### Exercise directions
Pull out every line below that holds the word "magnésium".

+++ Data

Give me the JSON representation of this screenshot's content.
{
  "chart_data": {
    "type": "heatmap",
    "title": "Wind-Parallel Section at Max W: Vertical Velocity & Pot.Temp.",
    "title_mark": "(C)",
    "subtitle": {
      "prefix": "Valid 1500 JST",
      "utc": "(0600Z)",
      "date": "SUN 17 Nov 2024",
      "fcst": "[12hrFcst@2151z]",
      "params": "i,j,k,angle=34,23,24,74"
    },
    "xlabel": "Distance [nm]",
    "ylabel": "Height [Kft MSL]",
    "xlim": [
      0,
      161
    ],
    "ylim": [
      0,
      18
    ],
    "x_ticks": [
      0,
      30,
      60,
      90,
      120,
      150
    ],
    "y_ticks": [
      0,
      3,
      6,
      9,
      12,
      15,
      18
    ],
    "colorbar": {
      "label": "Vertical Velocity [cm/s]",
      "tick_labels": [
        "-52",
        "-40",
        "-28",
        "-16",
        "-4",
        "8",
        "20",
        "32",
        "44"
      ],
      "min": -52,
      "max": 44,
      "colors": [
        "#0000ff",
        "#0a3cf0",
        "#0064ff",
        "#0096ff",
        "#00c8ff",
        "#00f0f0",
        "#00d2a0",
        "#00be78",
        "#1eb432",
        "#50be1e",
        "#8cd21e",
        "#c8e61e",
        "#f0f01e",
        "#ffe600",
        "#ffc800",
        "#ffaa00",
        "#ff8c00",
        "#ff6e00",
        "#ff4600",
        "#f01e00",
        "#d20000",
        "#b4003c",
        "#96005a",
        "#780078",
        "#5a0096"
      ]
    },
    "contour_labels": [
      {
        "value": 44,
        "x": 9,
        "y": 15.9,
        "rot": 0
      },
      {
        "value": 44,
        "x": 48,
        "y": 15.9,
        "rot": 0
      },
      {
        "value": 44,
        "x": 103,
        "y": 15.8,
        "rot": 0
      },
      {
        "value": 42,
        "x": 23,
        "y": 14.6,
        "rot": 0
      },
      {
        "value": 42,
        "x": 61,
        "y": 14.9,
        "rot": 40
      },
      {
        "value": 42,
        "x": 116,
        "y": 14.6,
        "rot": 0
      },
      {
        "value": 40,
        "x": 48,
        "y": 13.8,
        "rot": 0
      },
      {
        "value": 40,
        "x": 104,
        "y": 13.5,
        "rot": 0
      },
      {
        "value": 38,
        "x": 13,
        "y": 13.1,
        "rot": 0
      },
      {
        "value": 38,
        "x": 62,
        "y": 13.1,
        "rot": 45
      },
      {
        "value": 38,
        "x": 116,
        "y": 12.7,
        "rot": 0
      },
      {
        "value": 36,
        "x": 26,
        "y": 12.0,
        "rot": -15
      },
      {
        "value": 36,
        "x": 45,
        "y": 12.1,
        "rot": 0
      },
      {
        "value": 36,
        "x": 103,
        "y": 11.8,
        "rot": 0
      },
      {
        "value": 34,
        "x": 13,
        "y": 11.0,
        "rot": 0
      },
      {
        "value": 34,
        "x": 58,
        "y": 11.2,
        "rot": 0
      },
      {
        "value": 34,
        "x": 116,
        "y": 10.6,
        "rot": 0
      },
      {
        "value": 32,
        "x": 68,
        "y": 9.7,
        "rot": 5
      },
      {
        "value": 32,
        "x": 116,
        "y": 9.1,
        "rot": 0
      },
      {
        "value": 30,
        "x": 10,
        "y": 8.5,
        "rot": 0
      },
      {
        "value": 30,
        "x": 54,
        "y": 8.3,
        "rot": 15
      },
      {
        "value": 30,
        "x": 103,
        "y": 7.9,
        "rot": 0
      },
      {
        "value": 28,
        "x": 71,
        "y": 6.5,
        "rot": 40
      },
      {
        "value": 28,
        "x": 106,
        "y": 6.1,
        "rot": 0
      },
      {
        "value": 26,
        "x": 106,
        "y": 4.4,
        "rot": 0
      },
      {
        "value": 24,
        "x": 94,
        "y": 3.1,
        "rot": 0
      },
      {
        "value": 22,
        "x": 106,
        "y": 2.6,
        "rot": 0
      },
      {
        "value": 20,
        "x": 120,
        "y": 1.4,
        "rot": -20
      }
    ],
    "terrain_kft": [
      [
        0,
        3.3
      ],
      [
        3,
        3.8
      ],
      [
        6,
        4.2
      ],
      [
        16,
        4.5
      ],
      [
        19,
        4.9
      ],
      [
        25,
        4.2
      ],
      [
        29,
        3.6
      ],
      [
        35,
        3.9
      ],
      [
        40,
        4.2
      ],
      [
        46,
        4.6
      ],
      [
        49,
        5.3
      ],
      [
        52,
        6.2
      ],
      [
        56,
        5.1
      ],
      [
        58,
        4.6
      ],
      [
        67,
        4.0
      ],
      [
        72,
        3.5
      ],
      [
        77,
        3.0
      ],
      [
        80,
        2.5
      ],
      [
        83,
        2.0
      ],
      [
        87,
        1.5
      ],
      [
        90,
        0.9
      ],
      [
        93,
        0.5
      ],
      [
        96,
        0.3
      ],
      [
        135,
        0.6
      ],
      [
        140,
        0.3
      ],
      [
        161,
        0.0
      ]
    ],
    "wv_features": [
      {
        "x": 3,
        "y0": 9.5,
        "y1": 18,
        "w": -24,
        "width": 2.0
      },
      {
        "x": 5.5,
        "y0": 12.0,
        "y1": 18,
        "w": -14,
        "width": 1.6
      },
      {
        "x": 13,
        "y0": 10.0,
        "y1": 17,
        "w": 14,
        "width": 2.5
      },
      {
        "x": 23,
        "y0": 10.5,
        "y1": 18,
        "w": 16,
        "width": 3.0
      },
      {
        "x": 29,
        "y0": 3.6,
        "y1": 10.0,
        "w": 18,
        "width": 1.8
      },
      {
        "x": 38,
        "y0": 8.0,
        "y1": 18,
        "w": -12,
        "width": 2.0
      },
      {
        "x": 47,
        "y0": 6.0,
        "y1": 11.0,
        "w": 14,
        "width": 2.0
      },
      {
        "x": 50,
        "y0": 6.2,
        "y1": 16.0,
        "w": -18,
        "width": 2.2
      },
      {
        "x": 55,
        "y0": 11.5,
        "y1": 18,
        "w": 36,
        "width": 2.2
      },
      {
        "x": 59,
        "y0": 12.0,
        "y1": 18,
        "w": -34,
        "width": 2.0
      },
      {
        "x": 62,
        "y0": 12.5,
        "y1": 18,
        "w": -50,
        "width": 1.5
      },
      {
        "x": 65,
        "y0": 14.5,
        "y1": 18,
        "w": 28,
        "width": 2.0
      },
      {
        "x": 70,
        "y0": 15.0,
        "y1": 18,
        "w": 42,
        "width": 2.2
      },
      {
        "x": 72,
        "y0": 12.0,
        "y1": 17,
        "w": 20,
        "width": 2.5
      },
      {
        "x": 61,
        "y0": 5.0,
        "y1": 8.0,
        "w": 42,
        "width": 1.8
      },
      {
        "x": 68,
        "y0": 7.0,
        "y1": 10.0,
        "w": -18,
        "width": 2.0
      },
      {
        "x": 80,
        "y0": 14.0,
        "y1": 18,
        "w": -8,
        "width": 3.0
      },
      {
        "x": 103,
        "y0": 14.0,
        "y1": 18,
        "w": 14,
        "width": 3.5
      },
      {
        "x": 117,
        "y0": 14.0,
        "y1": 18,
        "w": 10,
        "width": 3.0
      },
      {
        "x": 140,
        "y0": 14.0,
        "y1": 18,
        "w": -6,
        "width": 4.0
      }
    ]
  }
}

++++++
+++ Data

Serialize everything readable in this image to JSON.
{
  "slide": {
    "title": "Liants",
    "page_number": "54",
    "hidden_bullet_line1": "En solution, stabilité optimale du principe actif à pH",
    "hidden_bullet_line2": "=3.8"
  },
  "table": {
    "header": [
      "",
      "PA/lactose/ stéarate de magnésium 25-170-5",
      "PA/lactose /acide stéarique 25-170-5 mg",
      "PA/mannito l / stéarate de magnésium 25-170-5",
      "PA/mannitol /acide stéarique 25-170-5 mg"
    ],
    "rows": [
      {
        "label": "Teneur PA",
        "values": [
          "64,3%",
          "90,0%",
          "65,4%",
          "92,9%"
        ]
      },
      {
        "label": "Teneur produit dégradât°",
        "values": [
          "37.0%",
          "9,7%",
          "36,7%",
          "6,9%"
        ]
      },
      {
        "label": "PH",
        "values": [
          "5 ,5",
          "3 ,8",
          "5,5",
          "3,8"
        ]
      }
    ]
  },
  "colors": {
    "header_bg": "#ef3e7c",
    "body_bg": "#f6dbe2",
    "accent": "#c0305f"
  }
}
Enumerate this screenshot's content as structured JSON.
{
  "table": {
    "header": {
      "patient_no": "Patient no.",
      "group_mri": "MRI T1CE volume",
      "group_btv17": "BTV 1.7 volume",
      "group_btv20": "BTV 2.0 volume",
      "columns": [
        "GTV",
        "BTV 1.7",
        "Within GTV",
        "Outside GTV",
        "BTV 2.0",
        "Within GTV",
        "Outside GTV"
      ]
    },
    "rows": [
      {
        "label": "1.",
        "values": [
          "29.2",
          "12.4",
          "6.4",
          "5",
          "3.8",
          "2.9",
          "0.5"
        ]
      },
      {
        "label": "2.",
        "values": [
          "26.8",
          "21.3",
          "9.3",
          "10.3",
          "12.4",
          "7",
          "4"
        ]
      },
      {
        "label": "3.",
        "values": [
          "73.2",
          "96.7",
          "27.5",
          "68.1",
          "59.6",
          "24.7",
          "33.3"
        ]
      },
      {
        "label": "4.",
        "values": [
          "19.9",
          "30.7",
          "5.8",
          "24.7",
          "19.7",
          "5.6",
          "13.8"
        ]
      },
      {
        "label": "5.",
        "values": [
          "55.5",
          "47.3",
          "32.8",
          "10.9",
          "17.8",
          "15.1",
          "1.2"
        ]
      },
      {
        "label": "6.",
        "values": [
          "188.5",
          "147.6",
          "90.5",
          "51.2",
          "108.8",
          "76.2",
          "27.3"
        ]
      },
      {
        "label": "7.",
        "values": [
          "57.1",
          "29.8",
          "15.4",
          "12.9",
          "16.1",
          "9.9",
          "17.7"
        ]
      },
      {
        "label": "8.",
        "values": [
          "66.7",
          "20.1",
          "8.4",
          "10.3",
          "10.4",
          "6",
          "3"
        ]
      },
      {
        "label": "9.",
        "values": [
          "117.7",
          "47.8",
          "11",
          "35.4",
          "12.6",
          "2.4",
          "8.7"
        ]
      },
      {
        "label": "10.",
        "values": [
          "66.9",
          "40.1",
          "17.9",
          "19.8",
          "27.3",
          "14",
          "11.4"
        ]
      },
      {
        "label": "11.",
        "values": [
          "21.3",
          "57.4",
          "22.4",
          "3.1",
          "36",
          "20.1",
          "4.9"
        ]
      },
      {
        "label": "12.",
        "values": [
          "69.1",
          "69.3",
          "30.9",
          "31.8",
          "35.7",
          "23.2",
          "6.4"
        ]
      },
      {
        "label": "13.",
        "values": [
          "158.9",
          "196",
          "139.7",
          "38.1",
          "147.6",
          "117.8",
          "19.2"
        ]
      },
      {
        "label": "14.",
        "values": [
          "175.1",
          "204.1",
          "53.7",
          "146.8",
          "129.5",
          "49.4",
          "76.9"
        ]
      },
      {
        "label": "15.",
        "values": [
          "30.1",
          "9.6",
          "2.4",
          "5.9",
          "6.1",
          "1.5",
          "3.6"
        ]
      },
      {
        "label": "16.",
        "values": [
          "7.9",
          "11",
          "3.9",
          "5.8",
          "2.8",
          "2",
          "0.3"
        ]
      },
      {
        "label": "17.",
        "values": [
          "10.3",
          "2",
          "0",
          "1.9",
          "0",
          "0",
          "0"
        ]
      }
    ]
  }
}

++++++

### Finished answer
      "PA/lactose/ stéarate de magnésium 25-170-5",
      "PA/mannito l / stéarate de magnésium 25-170-5",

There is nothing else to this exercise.